** Start **

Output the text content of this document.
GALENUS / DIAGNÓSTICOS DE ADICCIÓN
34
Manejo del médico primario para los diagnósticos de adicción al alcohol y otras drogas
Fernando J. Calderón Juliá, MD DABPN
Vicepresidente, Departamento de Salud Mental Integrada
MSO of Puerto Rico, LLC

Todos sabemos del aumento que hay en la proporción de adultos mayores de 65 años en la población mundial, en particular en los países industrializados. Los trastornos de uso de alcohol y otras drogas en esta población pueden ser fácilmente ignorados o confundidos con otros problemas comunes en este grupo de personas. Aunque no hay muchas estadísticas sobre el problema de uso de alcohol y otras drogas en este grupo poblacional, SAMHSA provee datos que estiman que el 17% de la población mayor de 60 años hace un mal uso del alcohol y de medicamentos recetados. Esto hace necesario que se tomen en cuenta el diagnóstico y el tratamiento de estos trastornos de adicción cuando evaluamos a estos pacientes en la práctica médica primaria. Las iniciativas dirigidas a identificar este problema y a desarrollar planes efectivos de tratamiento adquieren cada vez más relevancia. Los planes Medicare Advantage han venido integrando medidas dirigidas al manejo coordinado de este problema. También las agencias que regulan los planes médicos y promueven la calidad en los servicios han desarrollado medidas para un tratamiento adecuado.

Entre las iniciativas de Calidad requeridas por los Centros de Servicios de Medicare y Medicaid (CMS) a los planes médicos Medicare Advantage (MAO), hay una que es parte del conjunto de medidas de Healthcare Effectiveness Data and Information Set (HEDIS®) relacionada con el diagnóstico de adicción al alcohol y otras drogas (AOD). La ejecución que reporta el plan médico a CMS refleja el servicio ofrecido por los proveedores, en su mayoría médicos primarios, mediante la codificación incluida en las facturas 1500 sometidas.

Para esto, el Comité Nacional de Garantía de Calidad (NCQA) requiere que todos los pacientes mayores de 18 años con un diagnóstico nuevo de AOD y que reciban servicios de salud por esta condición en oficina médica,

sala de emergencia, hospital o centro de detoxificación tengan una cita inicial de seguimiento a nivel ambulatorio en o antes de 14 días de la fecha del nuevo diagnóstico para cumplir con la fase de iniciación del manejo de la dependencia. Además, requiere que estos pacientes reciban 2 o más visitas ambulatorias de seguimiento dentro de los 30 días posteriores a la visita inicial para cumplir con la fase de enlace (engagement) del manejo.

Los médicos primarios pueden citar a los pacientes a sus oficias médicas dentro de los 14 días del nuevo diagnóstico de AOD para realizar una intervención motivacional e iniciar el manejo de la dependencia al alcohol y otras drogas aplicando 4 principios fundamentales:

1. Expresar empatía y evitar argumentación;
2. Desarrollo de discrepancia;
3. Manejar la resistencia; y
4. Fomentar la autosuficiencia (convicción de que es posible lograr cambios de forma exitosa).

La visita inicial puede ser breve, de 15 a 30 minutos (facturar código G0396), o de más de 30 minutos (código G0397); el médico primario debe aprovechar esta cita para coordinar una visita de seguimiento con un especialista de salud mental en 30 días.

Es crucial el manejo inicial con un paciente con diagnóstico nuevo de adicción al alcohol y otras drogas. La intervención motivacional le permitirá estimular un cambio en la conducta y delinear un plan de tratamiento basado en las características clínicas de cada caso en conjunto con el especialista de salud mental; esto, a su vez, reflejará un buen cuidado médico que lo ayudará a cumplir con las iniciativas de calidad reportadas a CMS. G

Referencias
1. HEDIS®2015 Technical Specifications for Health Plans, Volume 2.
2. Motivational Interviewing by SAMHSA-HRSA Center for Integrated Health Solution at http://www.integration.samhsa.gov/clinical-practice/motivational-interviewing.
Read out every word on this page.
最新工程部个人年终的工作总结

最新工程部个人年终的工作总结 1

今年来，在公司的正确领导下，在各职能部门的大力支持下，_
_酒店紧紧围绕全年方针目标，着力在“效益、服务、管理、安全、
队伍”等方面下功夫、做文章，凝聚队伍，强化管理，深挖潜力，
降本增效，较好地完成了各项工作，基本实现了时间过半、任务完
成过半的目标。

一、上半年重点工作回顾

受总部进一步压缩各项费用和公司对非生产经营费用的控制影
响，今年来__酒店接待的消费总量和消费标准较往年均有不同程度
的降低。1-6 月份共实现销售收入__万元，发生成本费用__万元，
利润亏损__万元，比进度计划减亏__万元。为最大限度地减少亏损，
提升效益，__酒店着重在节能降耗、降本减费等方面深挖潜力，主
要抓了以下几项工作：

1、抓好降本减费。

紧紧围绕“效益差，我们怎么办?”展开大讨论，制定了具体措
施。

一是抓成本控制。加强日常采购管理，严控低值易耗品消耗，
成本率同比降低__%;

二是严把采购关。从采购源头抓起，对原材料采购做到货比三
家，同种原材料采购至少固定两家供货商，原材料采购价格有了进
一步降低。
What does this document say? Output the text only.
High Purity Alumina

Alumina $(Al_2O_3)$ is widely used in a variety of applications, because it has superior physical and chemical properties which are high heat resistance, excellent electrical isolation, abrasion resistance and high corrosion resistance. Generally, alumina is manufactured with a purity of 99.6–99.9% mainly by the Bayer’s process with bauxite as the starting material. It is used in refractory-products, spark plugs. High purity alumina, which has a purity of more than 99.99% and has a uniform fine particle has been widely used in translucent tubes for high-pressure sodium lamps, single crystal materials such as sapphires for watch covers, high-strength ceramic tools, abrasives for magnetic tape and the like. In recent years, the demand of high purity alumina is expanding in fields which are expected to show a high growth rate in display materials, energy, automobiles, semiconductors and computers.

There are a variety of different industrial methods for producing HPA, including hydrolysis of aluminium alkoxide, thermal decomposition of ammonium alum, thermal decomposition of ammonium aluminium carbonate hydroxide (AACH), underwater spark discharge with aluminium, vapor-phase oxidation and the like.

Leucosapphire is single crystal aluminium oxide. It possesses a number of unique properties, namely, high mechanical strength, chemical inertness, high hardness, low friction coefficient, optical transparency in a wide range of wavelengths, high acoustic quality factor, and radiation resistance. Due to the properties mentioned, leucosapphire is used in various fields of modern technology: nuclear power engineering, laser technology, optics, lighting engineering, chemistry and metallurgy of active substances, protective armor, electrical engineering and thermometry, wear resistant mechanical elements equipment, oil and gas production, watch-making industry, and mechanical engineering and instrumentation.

** End **

- Your objective -
In the records above, how many lines hold the string "document"? Reply with only the number.

- Full output -
2